### DIRECTION
Copy the part of the material that opens with the line containing "5, 371, 29]" and closes with the line containing "574, 496, 584]", including both of those lines. Reproduce each line without any change.

### ENTRIES
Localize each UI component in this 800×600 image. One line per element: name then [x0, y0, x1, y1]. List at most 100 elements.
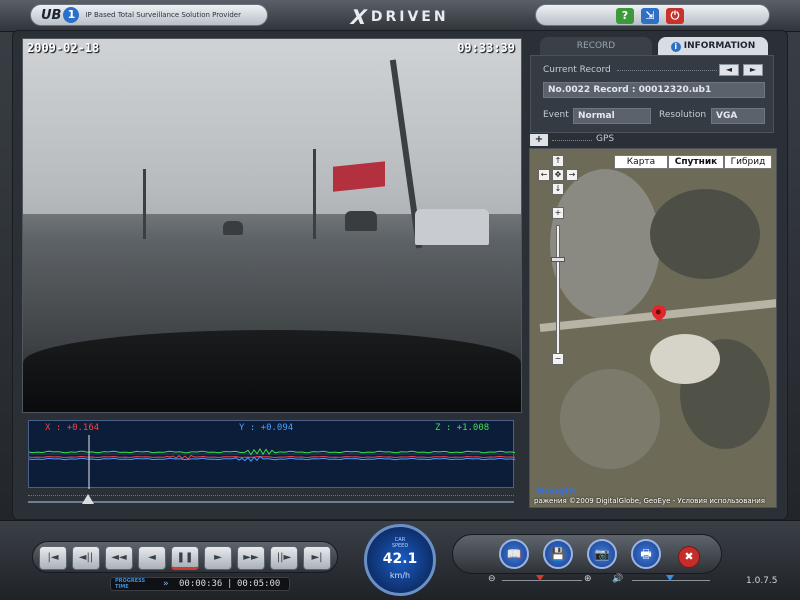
logo-x-mark: X	[348, 5, 371, 29]
track-dots	[28, 495, 514, 497]
track-line	[28, 501, 514, 503]
video-pole	[143, 169, 146, 239]
current-time: 00:00:36	[179, 579, 223, 589]
help-button[interactable]: ?	[616, 8, 634, 24]
record-value: No.0022 Record : 00012320.ub1	[543, 82, 765, 98]
save-icon[interactable]: 💾	[543, 539, 573, 569]
track-thumb[interactable]	[82, 494, 94, 504]
video-pole	[313, 149, 316, 239]
map-type-hybrid[interactable]: Гибрид	[724, 155, 772, 169]
map-quarry	[650, 334, 720, 384]
brand-one-icon: 1	[63, 7, 80, 23]
gps-separator	[552, 140, 592, 141]
brand-badge: UB 1 IP Based Total Surveillance Solutio…	[30, 4, 268, 26]
current-record-separator	[617, 70, 717, 71]
video-dashboard	[23, 329, 521, 412]
book-icon[interactable]: 📖	[499, 539, 529, 569]
next-record-button[interactable]: ►	[743, 64, 763, 76]
gsensor-graph[interactable]: X : +0.164 Y : +0.094 Z : +1.008	[28, 420, 515, 489]
rewind-button[interactable]: ◄◄	[105, 546, 133, 570]
play-reverse-button[interactable]: ◄	[138, 546, 166, 570]
video-view[interactable]: 2009-02-18 09:33:39	[22, 38, 522, 413]
time-separator: |	[227, 579, 233, 589]
gps-label: GPS	[596, 134, 615, 144]
zoom-slider-thumb[interactable]	[536, 575, 544, 581]
gps-bar: + GPS	[530, 134, 774, 148]
tab-information[interactable]: i INFORMATION	[658, 37, 768, 55]
event-value: Normal	[573, 108, 651, 124]
progress-time: PROGRESS TIME » 00:00:36 | 00:05:00	[110, 577, 290, 591]
zoom-minus-icon[interactable]: ⊖	[488, 574, 496, 584]
zoom-slider[interactable]	[502, 575, 582, 586]
pan-center-icon[interactable]: ✥	[552, 169, 564, 181]
play-button[interactable]: ►	[204, 546, 232, 570]
zoom-knob[interactable]	[551, 257, 565, 262]
info-tabs: RECORD i INFORMATION	[540, 37, 770, 55]
map-terrain	[650, 189, 760, 279]
speed-label-2: SPEED	[391, 543, 409, 549]
step-back-button[interactable]: ◄||	[72, 546, 100, 570]
map-type-satellite[interactable]: Спутник	[668, 155, 724, 169]
window-controls: ? ⇲ ⏻	[535, 4, 770, 26]
brand-tagline: IP Based Total Surveillance Solution Pro…	[85, 11, 241, 19]
speed-value: 42.1	[382, 551, 418, 567]
speedometer: CAR SPEED 42.1 km/h	[364, 524, 436, 596]
playback-controls: |◄ ◄|| ◄◄ ◄ ❚❚ ► ►► ||► ►|	[32, 541, 338, 573]
video-time: 09:33:39	[457, 41, 515, 55]
progress-time-label: PROGRESS TIME	[115, 578, 145, 590]
record-tab-label: RECORD	[576, 41, 616, 51]
video-car	[223, 221, 243, 235]
resolution-value: VGA	[711, 108, 765, 124]
gps-expand-button[interactable]: +	[530, 134, 548, 146]
brand-ub-text: UB	[41, 7, 62, 23]
tab-record[interactable]: RECORD	[540, 37, 652, 55]
version-label: 1.0.7.5	[746, 576, 778, 586]
map-terrain	[560, 369, 660, 469]
event-label: Event	[543, 110, 569, 120]
google-logo: Google	[536, 486, 576, 497]
resolution-label: Resolution	[659, 110, 707, 120]
prev-record-button[interactable]: ◄	[719, 64, 739, 76]
playback-track[interactable]	[28, 492, 514, 506]
zoom-track[interactable]	[556, 225, 560, 355]
print-icon[interactable]: 🖶	[631, 539, 661, 569]
zoom-out-icon[interactable]: −	[552, 353, 564, 365]
speed-unit: km/h	[389, 571, 411, 580]
information-panel: Current Record ◄ ► No.0022 Record : 0001…	[530, 55, 774, 133]
pan-right-icon[interactable]: →	[566, 169, 578, 181]
step-forward-button[interactable]: ||►	[270, 546, 298, 570]
xdriven-logo: X DRIVEN	[320, 5, 480, 29]
progress-label-2: TIME	[115, 584, 129, 590]
map-type-map[interactable]: Карта	[614, 155, 668, 169]
volume-icon[interactable]: 🔊	[612, 574, 623, 584]
zoom-in-icon[interactable]: +	[552, 207, 564, 219]
video-car	[345, 211, 377, 231]
zoom-plus-icon[interactable]: ⊕	[584, 574, 592, 584]
progress-arrow-icon: »	[163, 579, 169, 589]
pan-up-icon[interactable]: ↑	[552, 155, 564, 167]
skip-end-button[interactable]: ►|	[303, 546, 331, 570]
gsensor-plot	[29, 435, 515, 489]
pause-button[interactable]: ❚❚	[171, 546, 199, 570]
map-terrain	[550, 169, 660, 319]
title-bar: UB 1 IP Based Total Surveillance Solutio…	[0, 0, 800, 32]
minimize-button[interactable]: ⇲	[641, 8, 659, 24]
settings-tools-icon[interactable]: ✖	[678, 546, 700, 568]
information-tab-label: INFORMATION	[683, 41, 756, 51]
total-time: 00:05:00	[237, 579, 281, 589]
fast-forward-button[interactable]: ►►	[237, 546, 265, 570]
volume-slider-thumb[interactable]	[666, 575, 674, 581]
info-icon: i	[670, 42, 681, 52]
app-window: UB 1 IP Based Total Surveillance Solutio…	[0, 0, 800, 600]
close-button[interactable]: ⏻	[666, 8, 684, 24]
current-record-label: Current Record	[543, 65, 611, 75]
gps-map[interactable]: Карта Спутник Гибрид ↑ ← ✥ → ↓ + − Googl…	[529, 148, 777, 508]
volume-slider[interactable]	[632, 575, 710, 586]
camera-icon[interactable]: 📷	[587, 539, 617, 569]
pan-left-icon[interactable]: ←	[538, 169, 550, 181]
pin-dot	[654, 308, 662, 316]
logo-text: DRIVEN	[370, 9, 449, 25]
skip-start-button[interactable]: |◄	[39, 546, 67, 570]
map-copyright: ражения ©2009 DigitalGlobe, GeoEye - Усл…	[534, 497, 765, 505]
pan-down-icon[interactable]: ↓	[552, 183, 564, 195]
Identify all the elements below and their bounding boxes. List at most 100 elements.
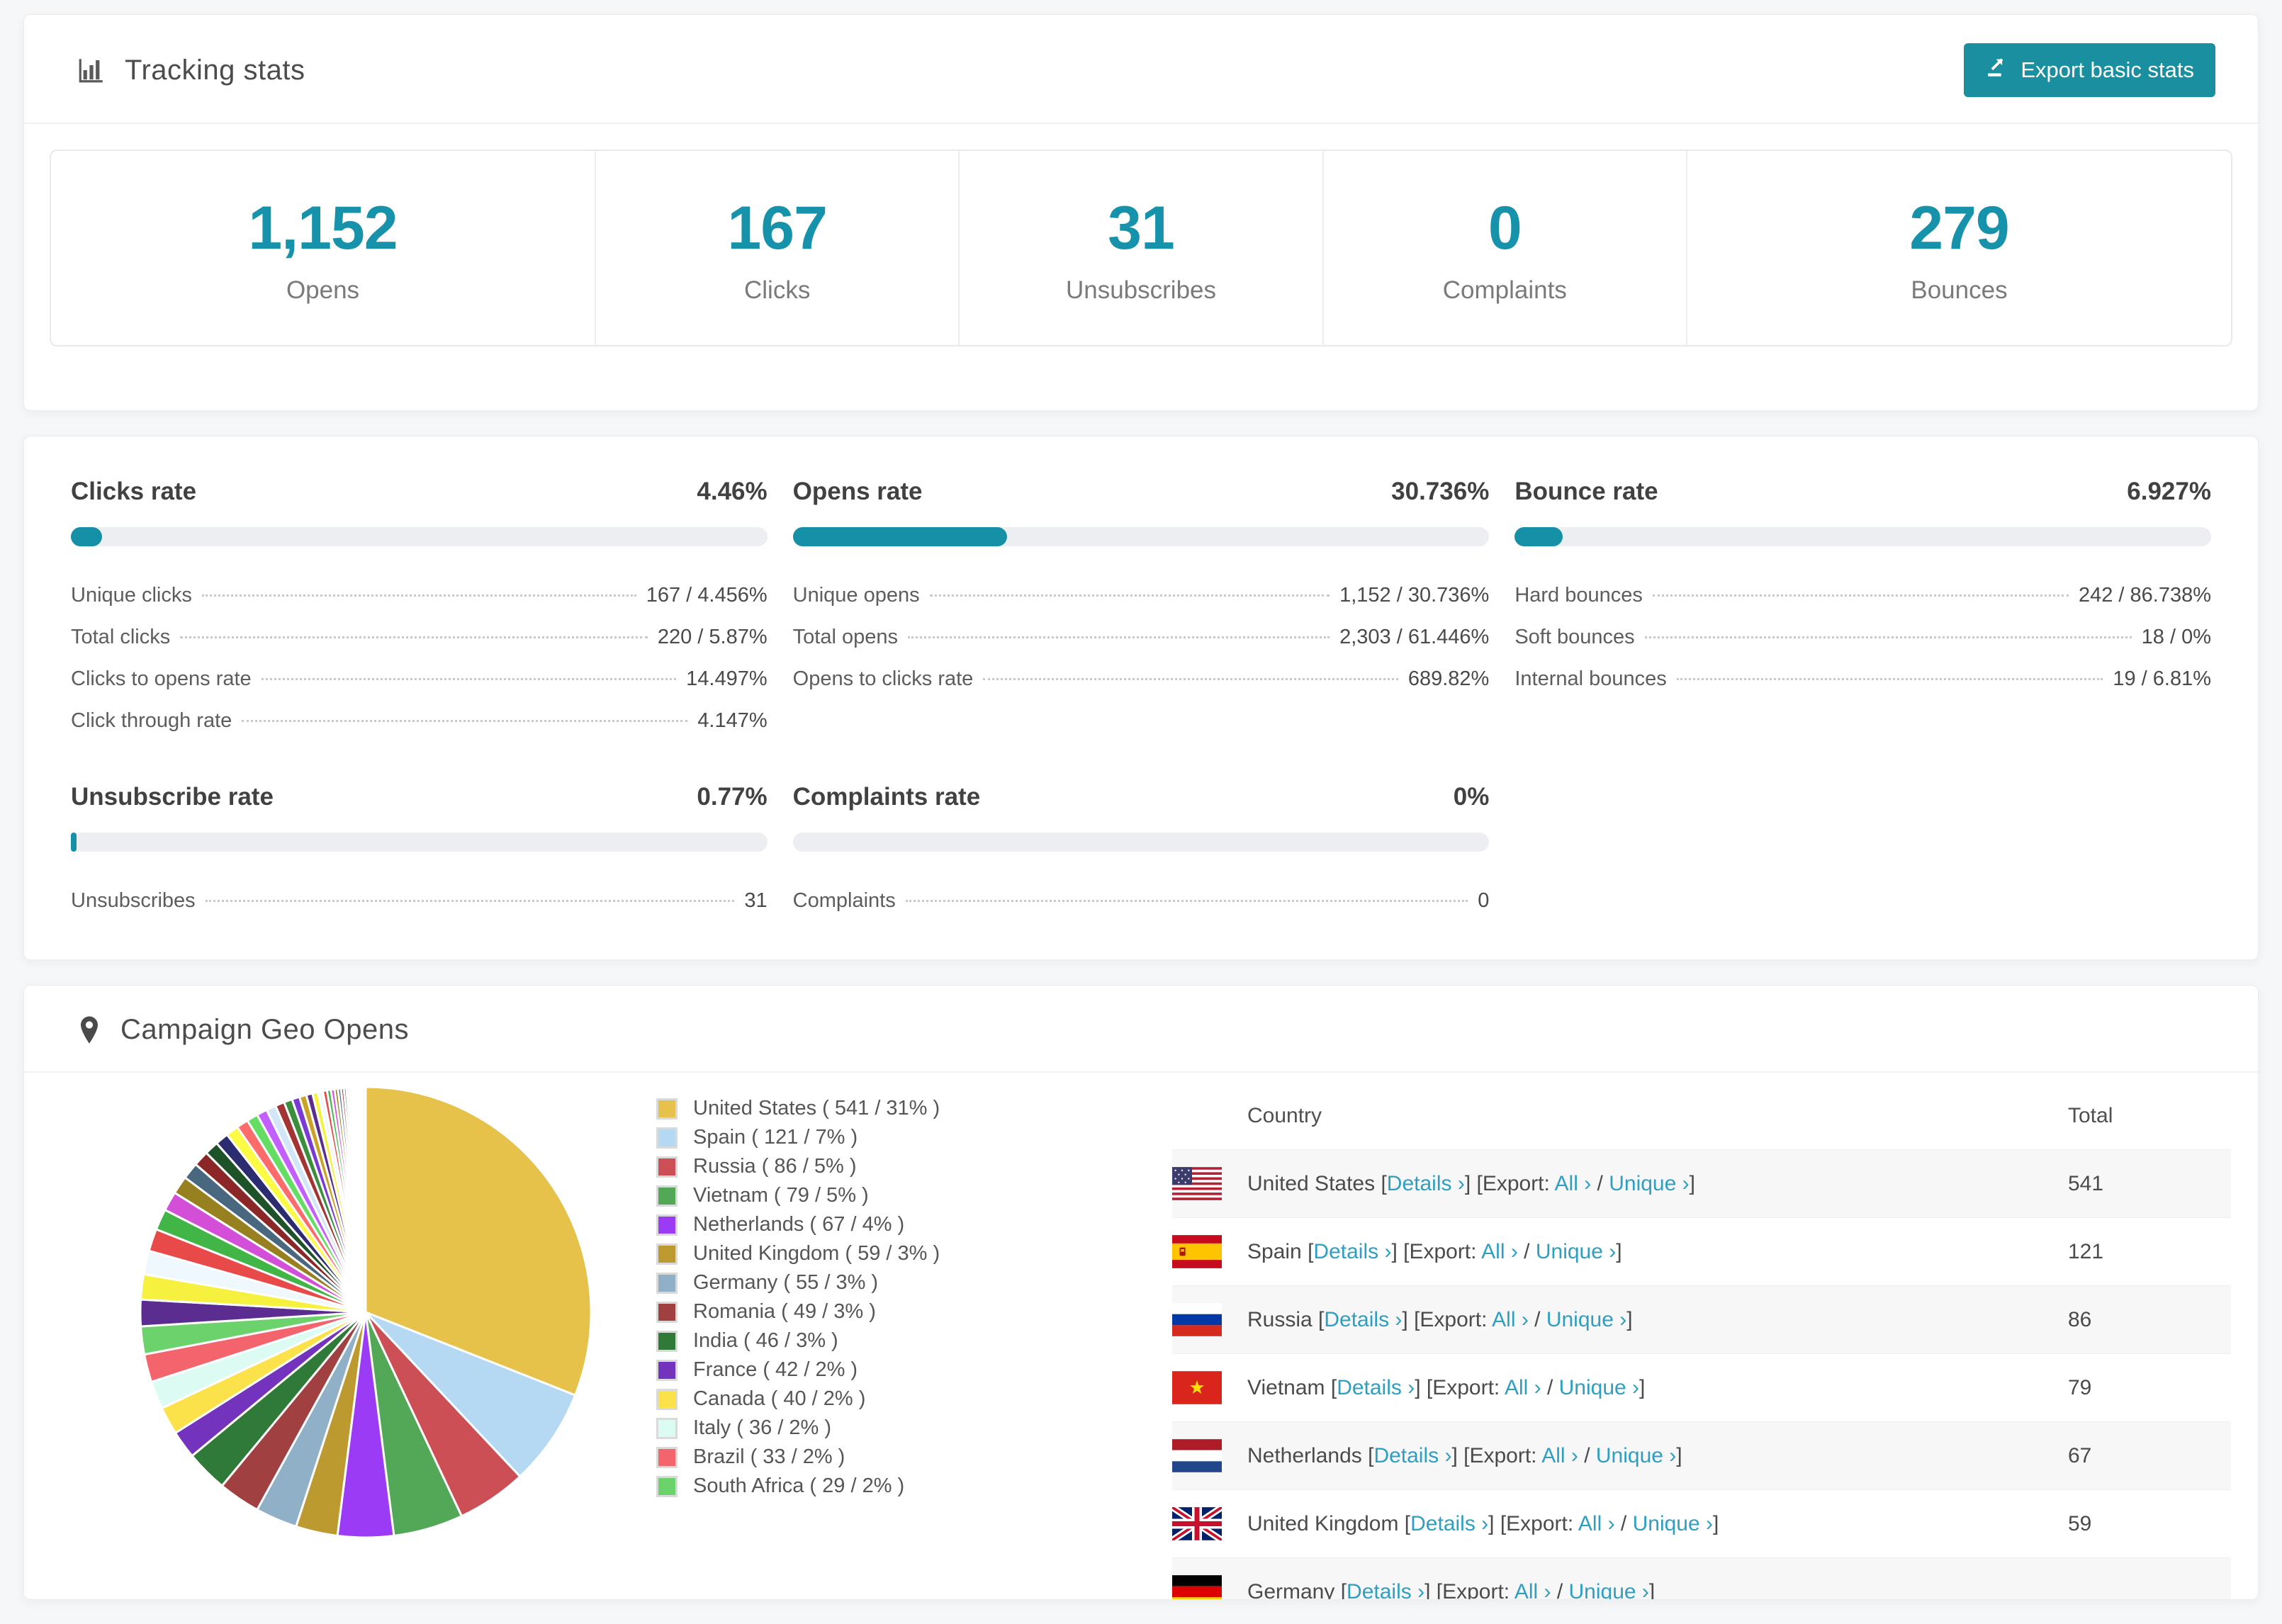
pie-legend: United States ( 541 / 31% ) Spain ( 121 /… <box>626 1073 1080 1501</box>
dotted-leader <box>201 594 636 597</box>
legend-label: Italy ( 36 / 2% ) <box>693 1416 832 1439</box>
export-icon <box>1985 55 2009 85</box>
stat-row: Unsubscribes 31 <box>71 880 768 922</box>
stat-complaints: 0 Complaints <box>1322 151 1686 345</box>
complaints-rate-progressbar <box>792 833 1490 852</box>
opens-rate-value: 30.736% <box>1391 478 1490 505</box>
export-all-link[interactable]: All › <box>1492 1308 1529 1331</box>
geo-title: Campaign Geo Opens <box>77 1014 409 1046</box>
stat-row: Click through rate 4.147% <box>71 700 768 742</box>
bar-chart-icon <box>77 55 106 85</box>
opens-label: Opens <box>286 276 360 304</box>
unsubscribe-rate-section: Unsubscribe rate 0.77% Unsubscribes 31 <box>71 783 768 922</box>
dotted-leader <box>1644 636 2132 638</box>
flag-ru-icon <box>1172 1303 1222 1336</box>
country-cell: Russia [Details ›] [Export: All › / Uniq… <box>1172 1303 2068 1336</box>
opens-rate-section: Opens rate 30.736% Unique opens 1,152 / 30… <box>792 478 1490 742</box>
legend-swatch <box>656 1359 678 1381</box>
complaints-rate-title: Complaints rate <box>792 783 981 811</box>
country-text: United Kingdom [Details ›] [Export: All … <box>1247 1511 1719 1535</box>
export-basic-stats-button[interactable]: Export basic stats <box>1964 43 2215 97</box>
export-unique-link[interactable]: Unique › <box>1546 1308 1626 1331</box>
stat-row-value: 242 / 86.738% <box>2078 584 2211 607</box>
details-link[interactable]: Details › <box>1410 1512 1488 1535</box>
unsubscribe-rate-progress-fill <box>71 833 77 852</box>
country-cell: Spain [Details ›] [Export: All › / Uniqu… <box>1172 1235 2068 1268</box>
details-link[interactable]: Details › <box>1347 1580 1424 1600</box>
geo-table-row: United Kingdom [Details ›] [Export: All … <box>1172 1489 2231 1557</box>
details-link[interactable]: Details › <box>1387 1172 1465 1195</box>
dotted-leader <box>907 636 1330 638</box>
stat-row-value: 0 <box>1478 889 1490 912</box>
export-all-link[interactable]: All › <box>1505 1376 1541 1399</box>
stat-row-label: Complaints <box>792 889 896 912</box>
legend-item: Russia ( 86 / 5% ) <box>656 1152 1080 1181</box>
legend-swatch <box>656 1417 678 1439</box>
total-cell: 86 <box>2068 1307 2092 1331</box>
legend-swatch <box>656 1098 678 1120</box>
header-divider <box>24 123 2258 124</box>
legend-item: India ( 46 / 3% ) <box>656 1326 1080 1355</box>
stat-row: Unique opens 1,152 / 30.736% <box>793 575 1490 616</box>
legend-swatch <box>656 1330 678 1352</box>
legend-item: Spain ( 121 / 7% ) <box>656 1123 1080 1152</box>
flag-nl-icon <box>1172 1439 1222 1472</box>
legend-label: Russia ( 86 / 5% ) <box>693 1155 857 1178</box>
stat-clicks: 167 Clicks <box>595 151 958 345</box>
details-link[interactable]: Details › <box>1313 1240 1391 1263</box>
stat-row-value: 4.147% <box>697 709 768 732</box>
unsubscribe-rate-progressbar <box>71 833 768 852</box>
stat-row-label: Unique clicks <box>71 584 192 607</box>
geo-table: Country Total United States [Details ›] … <box>1080 1073 2258 1600</box>
legend-label: South Africa ( 29 / 2% ) <box>693 1474 905 1497</box>
total-cell: 67 <box>2068 1443 2092 1467</box>
legend-label: Brazil ( 33 / 2% ) <box>693 1445 845 1468</box>
stat-row-label: Unique opens <box>792 584 920 607</box>
stat-unsubscribes: 31 Unsubscribes <box>958 151 1322 345</box>
clicks-label: Clicks <box>744 276 811 304</box>
details-link[interactable]: Details › <box>1324 1308 1402 1331</box>
dotted-leader <box>983 678 1398 680</box>
stat-row: Total opens 2,303 / 61.446% <box>793 616 1490 658</box>
stat-row-value: 18 / 0% <box>2141 626 2211 648</box>
export-all-link[interactable]: All › <box>1514 1580 1551 1600</box>
stat-row: Hard bounces 242 / 86.738% <box>1514 575 2211 616</box>
total-cell: 79 <box>2068 1375 2092 1399</box>
details-link[interactable]: Details › <box>1337 1376 1415 1399</box>
export-unique-link[interactable]: Unique › <box>1569 1580 1649 1600</box>
export-all-link[interactable]: All › <box>1541 1444 1578 1467</box>
stat-row-label: Total clicks <box>71 626 171 648</box>
stat-row: Unique clicks 167 / 4.456% <box>71 575 768 616</box>
clicks-rate-title: Clicks rate <box>71 478 197 505</box>
country-text: Germany [Details ›] [Export: All › / Uni… <box>1247 1580 1655 1600</box>
export-all-link[interactable]: All › <box>1555 1172 1592 1195</box>
legend-swatch <box>656 1301 678 1323</box>
legend-label: France ( 42 / 2% ) <box>693 1358 858 1381</box>
export-all-link[interactable]: All › <box>1578 1512 1615 1535</box>
legend-swatch <box>656 1127 678 1149</box>
country-text: Russia [Details ›] [Export: All › / Uniq… <box>1247 1307 1633 1331</box>
legend-item: Italy ( 36 / 2% ) <box>656 1414 1080 1443</box>
export-unique-link[interactable]: Unique › <box>1596 1444 1676 1467</box>
country-cell: United States [Details ›] [Export: All ›… <box>1172 1167 2068 1200</box>
stat-row: Opens to clicks rate 689.82% <box>793 658 1490 700</box>
legend-item: Romania ( 49 / 3% ) <box>656 1297 1080 1326</box>
export-unique-link[interactable]: Unique › <box>1536 1240 1616 1263</box>
export-all-link[interactable]: All › <box>1481 1240 1518 1263</box>
export-unique-link[interactable]: Unique › <box>1609 1172 1689 1195</box>
tracking-stats-title-text: Tracking stats <box>125 54 305 86</box>
opens-count: 1,152 <box>248 194 398 262</box>
legend-item: Germany ( 55 / 3% ) <box>656 1268 1080 1297</box>
tracking-stats-title: Tracking stats <box>77 55 305 86</box>
export-unique-link[interactable]: Unique › <box>1633 1512 1713 1535</box>
dotted-leader <box>205 900 735 902</box>
stat-row-value: 689.82% <box>1407 667 1490 690</box>
legend-item: United States ( 541 / 31% ) <box>656 1094 1080 1123</box>
stat-row-label: Unsubscribes <box>71 889 196 912</box>
total-cell: 121 <box>2068 1239 2104 1263</box>
tracking-stats-card: Tracking stats Export basic stats 1,152 … <box>23 14 2259 411</box>
export-unique-link[interactable]: Unique › <box>1559 1376 1639 1399</box>
unsubscribe-rate-title: Unsubscribe rate <box>71 783 274 811</box>
stat-row-label: Opens to clicks rate <box>792 667 974 690</box>
details-link[interactable]: Details › <box>1373 1444 1451 1467</box>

### EXPECTED ANSWER
logo-x-mark: X	[348, 5, 371, 29]
track-dots	[28, 495, 514, 497]
track-line	[28, 501, 514, 503]
video-pole	[143, 169, 146, 239]
current-time: 00:00:36	[179, 579, 223, 589]
help-button[interactable]: ?	[616, 8, 634, 24]
record-value: No.0022 Record : 00012320.ub1	[543, 82, 765, 98]
save-icon[interactable]: 💾	[543, 539, 573, 569]
track-thumb[interactable]	[82, 494, 94, 504]
video-pole	[313, 149, 316, 239]
map-type-hybrid[interactable]: Гибрид	[724, 155, 772, 169]
map-quarry	[650, 334, 720, 384]
brand-one-icon: 1	[63, 7, 80, 23]
gps-separator	[552, 140, 592, 141]
brand-badge: UB 1 IP Based Total Surveillance Solutio…	[30, 4, 268, 26]
current-record-separator	[617, 70, 717, 71]
video-dashboard	[23, 329, 521, 412]
book-icon[interactable]: 📖	[499, 539, 529, 569]
next-record-button[interactable]: ►	[743, 64, 763, 76]
gsensor-graph[interactable]: X : +0.164 Y : +0.094 Z : +1.008	[28, 420, 515, 489]
rewind-button[interactable]: ◄◄	[105, 546, 133, 570]
play-reverse-button[interactable]: ◄	[138, 546, 166, 570]
video-view[interactable]: 2009-02-18 09:33:39	[22, 38, 522, 413]
time-separator: |	[227, 579, 233, 589]
gps-label: GPS	[596, 134, 615, 144]
zoom-slider-thumb[interactable]	[536, 575, 544, 581]
gps-bar: + GPS	[530, 134, 774, 148]
tab-information[interactable]: i INFORMATION	[658, 37, 768, 55]
event-value: Normal	[573, 108, 651, 124]
progress-time: PROGRESS TIME » 00:00:36 | 00:05:00	[110, 577, 290, 591]
zoom-minus-icon[interactable]: ⊖	[488, 574, 496, 584]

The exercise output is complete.